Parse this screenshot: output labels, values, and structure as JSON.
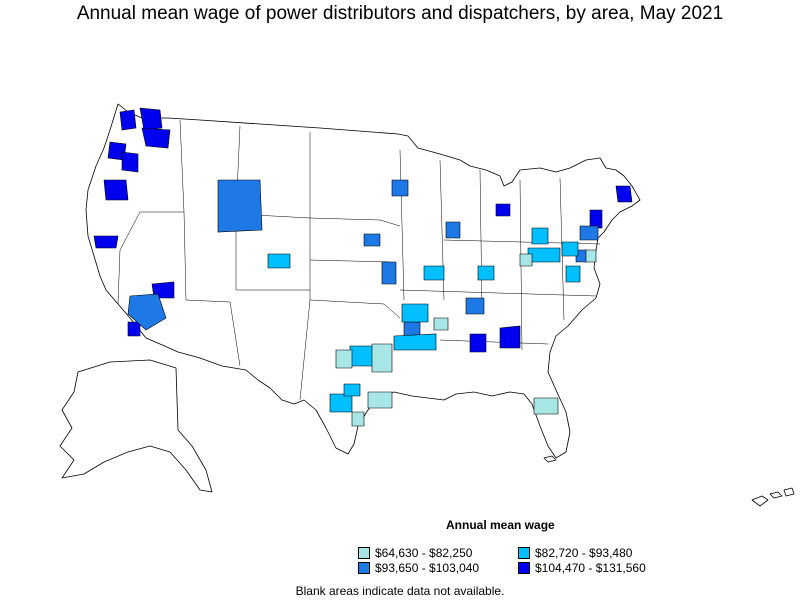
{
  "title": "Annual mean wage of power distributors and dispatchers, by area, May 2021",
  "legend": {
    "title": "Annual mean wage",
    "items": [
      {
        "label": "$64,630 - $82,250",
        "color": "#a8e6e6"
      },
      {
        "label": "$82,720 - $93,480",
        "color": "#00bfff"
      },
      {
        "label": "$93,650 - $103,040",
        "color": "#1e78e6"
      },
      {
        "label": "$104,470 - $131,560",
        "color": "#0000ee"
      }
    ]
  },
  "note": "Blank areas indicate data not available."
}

## [Problem description]
Determine the number of lines in the listing that contain the string "mean". Write that number and nothing else.

## [Solution for this exercise]
2